▶ _TO BE DONE_:
Locate the line that contains "Give me a plain-text" in the entries below. Retype it and all following lines through the final one, character for character.

▶ _RECORD EXCERPTS_:
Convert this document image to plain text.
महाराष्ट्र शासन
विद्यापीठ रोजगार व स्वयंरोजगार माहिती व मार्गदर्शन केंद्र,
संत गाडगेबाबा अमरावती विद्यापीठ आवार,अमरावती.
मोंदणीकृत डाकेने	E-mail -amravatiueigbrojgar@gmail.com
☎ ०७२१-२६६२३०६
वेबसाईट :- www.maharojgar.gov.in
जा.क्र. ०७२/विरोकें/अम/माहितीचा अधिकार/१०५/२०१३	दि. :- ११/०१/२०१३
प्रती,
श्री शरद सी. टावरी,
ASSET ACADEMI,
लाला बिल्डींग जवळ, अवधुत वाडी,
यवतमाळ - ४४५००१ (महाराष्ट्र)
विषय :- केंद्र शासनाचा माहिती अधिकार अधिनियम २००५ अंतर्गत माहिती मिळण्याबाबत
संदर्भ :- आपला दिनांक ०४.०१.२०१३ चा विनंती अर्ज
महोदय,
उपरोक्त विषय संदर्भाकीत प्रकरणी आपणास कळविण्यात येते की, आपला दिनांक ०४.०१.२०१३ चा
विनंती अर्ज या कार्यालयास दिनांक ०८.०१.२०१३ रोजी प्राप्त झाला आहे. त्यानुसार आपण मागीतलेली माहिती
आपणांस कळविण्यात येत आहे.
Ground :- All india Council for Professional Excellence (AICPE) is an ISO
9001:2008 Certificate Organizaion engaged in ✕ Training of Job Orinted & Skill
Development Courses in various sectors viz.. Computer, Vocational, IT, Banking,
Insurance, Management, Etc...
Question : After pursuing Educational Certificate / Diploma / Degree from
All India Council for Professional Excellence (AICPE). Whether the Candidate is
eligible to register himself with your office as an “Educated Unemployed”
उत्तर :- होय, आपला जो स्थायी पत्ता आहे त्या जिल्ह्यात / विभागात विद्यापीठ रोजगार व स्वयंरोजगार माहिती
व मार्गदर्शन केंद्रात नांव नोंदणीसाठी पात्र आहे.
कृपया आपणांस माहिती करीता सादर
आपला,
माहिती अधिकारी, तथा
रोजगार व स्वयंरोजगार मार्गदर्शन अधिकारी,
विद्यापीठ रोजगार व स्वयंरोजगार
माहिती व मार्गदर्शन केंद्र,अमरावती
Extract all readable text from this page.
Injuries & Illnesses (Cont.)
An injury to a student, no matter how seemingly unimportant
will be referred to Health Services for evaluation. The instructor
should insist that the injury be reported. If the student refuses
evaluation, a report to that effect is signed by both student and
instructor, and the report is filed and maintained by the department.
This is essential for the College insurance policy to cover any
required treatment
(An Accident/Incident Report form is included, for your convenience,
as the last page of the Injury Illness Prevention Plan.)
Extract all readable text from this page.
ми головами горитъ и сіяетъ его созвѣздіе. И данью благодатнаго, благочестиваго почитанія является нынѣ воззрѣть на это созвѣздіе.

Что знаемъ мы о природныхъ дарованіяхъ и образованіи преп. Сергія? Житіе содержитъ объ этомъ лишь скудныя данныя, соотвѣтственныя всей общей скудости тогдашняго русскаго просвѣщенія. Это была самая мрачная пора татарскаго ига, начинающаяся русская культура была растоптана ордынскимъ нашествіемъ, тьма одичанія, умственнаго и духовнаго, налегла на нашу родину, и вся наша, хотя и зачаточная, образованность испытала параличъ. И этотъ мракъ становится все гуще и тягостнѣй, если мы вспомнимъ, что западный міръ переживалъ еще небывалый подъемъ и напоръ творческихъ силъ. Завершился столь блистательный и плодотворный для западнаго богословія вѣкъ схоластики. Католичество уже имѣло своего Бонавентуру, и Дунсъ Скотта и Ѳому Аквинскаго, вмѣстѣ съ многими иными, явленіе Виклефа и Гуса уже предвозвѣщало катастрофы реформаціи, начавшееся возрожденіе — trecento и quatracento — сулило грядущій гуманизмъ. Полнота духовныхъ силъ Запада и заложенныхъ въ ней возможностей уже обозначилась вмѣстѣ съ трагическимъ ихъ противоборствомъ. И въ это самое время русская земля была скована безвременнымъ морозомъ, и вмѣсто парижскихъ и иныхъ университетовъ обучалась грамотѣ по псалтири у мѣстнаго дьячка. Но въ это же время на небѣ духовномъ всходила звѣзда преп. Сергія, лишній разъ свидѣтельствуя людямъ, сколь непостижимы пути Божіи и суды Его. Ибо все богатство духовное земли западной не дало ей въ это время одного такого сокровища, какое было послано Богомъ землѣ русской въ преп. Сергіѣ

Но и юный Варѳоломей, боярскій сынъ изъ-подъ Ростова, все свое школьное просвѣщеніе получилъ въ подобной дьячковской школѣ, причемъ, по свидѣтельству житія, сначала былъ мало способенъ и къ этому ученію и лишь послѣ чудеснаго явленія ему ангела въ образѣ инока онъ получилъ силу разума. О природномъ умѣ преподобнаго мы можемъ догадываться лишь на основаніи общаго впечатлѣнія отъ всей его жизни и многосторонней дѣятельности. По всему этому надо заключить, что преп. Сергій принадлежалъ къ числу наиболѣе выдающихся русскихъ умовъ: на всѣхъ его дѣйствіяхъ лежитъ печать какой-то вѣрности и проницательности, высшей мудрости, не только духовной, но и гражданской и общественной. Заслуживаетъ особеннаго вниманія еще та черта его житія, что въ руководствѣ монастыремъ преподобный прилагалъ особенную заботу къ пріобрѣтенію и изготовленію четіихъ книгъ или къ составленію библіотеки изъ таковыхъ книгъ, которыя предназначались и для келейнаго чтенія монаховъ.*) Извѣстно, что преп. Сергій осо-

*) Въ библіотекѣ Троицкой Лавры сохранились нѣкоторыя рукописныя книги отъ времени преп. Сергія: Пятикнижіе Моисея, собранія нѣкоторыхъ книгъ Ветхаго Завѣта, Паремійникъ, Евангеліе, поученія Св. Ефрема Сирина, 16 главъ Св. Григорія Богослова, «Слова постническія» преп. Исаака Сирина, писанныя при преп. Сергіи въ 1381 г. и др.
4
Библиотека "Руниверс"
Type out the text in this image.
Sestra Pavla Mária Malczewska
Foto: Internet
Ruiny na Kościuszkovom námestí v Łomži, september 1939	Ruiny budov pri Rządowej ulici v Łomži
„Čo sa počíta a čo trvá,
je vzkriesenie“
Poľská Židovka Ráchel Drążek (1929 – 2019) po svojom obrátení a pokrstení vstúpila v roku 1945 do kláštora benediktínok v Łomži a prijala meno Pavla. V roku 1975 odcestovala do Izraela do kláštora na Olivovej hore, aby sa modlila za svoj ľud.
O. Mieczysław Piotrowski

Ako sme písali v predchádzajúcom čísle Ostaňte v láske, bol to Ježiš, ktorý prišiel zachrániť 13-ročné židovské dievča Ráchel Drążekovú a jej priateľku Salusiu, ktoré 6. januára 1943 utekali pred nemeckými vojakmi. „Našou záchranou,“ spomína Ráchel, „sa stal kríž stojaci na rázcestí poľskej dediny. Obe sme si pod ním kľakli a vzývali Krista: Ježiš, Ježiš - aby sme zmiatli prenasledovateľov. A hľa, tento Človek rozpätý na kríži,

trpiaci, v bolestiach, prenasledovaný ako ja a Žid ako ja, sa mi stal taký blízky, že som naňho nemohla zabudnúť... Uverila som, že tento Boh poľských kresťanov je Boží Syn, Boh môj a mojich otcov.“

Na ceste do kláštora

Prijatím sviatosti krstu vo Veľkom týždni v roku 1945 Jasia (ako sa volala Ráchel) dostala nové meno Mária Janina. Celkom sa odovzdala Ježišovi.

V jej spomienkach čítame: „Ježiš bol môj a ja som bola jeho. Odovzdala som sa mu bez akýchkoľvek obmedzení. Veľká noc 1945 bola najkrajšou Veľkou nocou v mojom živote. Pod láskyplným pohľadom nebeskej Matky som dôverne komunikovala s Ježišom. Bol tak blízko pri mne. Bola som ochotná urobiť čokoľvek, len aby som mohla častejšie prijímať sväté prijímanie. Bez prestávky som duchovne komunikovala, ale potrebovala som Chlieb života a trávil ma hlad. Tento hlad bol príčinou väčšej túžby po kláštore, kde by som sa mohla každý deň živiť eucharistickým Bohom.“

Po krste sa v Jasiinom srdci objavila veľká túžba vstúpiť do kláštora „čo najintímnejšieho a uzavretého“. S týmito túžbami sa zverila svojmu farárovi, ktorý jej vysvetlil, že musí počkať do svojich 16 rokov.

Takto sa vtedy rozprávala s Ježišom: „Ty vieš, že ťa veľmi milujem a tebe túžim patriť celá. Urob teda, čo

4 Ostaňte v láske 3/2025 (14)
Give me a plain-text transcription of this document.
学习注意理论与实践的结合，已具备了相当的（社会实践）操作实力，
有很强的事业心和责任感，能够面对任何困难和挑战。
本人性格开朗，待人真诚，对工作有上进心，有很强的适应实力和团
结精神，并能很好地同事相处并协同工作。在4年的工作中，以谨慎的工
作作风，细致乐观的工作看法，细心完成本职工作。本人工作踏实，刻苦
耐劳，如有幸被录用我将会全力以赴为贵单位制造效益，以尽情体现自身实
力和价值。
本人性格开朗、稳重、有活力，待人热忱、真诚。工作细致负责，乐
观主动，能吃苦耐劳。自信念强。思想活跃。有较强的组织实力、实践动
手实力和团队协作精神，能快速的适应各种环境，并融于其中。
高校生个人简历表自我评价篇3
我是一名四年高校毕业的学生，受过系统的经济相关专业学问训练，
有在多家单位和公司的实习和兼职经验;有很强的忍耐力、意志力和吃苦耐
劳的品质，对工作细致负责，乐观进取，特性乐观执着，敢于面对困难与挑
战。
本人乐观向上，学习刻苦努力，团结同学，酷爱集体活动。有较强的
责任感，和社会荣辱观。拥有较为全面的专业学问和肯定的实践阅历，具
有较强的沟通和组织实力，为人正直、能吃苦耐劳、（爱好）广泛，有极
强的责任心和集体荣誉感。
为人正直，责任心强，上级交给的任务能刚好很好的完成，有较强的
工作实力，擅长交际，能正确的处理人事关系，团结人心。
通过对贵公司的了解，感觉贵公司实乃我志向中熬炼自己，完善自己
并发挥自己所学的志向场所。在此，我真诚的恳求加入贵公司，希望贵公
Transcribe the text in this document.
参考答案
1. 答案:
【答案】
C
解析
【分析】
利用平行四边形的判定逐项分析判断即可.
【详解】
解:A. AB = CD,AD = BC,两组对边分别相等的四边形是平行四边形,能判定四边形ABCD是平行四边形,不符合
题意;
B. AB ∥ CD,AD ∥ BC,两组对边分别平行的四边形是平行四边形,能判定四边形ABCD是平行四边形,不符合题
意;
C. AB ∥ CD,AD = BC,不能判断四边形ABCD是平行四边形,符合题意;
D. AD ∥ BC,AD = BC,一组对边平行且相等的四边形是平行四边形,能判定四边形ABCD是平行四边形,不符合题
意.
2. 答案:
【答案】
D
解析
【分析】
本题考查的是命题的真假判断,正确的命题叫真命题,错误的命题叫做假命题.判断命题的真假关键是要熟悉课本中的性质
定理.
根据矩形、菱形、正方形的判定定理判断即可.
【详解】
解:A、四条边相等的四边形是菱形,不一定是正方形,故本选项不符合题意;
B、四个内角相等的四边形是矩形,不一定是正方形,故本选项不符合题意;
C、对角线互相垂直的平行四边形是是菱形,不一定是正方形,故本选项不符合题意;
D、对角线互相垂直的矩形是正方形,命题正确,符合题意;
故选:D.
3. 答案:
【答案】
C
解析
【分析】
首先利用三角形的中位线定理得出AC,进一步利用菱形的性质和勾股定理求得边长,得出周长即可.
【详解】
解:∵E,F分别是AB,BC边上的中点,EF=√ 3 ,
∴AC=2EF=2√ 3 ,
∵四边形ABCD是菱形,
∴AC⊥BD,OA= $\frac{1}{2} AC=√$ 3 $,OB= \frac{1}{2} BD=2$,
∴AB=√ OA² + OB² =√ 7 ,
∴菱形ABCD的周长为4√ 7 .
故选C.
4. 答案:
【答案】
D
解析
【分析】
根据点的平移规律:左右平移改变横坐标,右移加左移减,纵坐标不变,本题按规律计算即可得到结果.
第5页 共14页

▶ _SOLUTION FOR THIS PROBLEM_:
Give me a plain-text transcription of this document.
学习注意理论与实践的结合，已具备了相当的（社会实践）操作实力，
有很强的事业心和责任感，能够面对任何困难和挑战。
本人性格开朗，待人真诚，对工作有上进心，有很强的适应实力和团
结精神，并能很好地同事相处并协同工作。在4年的工作中，以谨慎的工
作作风，细致乐观的工作看法，细心完成本职工作。本人工作踏实，刻苦
耐劳，如有幸被录用我将会全力以赴为贵单位制造效益，以尽情体现自身实
力和价值。
本人性格开朗、稳重、有活力，待人热忱、真诚。工作细致负责，乐
观主动，能吃苦耐劳。自信念强。思想活跃。有较强的组织实力、实践动
手实力和团队协作精神，能快速的适应各种环境，并融于其中。
高校生个人简历表自我评价篇3
我是一名四年高校毕业的学生，受过系统的经济相关专业学问训练，
有在多家单位和公司的实习和兼职经验;有很强的忍耐力、意志力和吃苦耐
劳的品质，对工作细致负责，乐观进取，特性乐观执着，敢于面对困难与挑
战。
本人乐观向上，学习刻苦努力，团结同学，酷爱集体活动。有较强的
责任感，和社会荣辱观。拥有较为全面的专业学问和肯定的实践阅历，具
有较强的沟通和组织实力，为人正直、能吃苦耐劳、（爱好）广泛，有极
强的责任心和集体荣誉感。
为人正直，责任心强，上级交给的任务能刚好很好的完成，有较强的
工作实力，擅长交际，能正确的处理人事关系，团结人心。
通过对贵公司的了解，感觉贵公司实乃我志向中熬炼自己，完善自己
并发挥自己所学的志向场所。在此，我真诚的恳求加入贵公司，希望贵公
Transcribe the text in this document.
参考答案
1. 答案:
【答案】
C
解析
【分析】
利用平行四边形的判定逐项分析判断即可.
【详解】
解:A. AB = CD,AD = BC,两组对边分别相等的四边形是平行四边形,能判定四边形ABCD是平行四边形,不符合
题意;
B. AB ∥ CD,AD ∥ BC,两组对边分别平行的四边形是平行四边形,能判定四边形ABCD是平行四边形,不符合题
意;
C. AB ∥ CD,AD = BC,不能判断四边形ABCD是平行四边形,符合题意;
D. AD ∥ BC,AD = BC,一组对边平行且相等的四边形是平行四边形,能判定四边形ABCD是平行四边形,不符合题
意.
2. 答案:
【答案】
D
解析
【分析】
本题考查的是命题的真假判断,正确的命题叫真命题,错误的命题叫做假命题.判断命题的真假关键是要熟悉课本中的性质
定理.
根据矩形、菱形、正方形的判定定理判断即可.
【详解】
解:A、四条边相等的四边形是菱形,不一定是正方形,故本选项不符合题意;
B、四个内角相等的四边形是矩形,不一定是正方形,故本选项不符合题意;
C、对角线互相垂直的平行四边形是是菱形,不一定是正方形,故本选项不符合题意;
D、对角线互相垂直的矩形是正方形,命题正确,符合题意;
故选:D.
3. 答案:
【答案】
C
解析
【分析】
首先利用三角形的中位线定理得出AC,进一步利用菱形的性质和勾股定理求得边长,得出周长即可.
【详解】
解:∵E,F分别是AB,BC边上的中点,EF=√ 3 ,
∴AC=2EF=2√ 3 ,
∵四边形ABCD是菱形,
∴AC⊥BD,OA= $\frac{1}{2} AC=√$ 3 $,OB= \frac{1}{2} BD=2$,
∴AB=√ OA² + OB² =√ 7 ,
∴菱形ABCD的周长为4√ 7 .
故选C.
4. 答案:
【答案】
D
解析
【分析】
根据点的平移规律:左右平移改变横坐标,右移加左移减,纵坐标不变,本题按规律计算即可得到结果.
第5页 共14页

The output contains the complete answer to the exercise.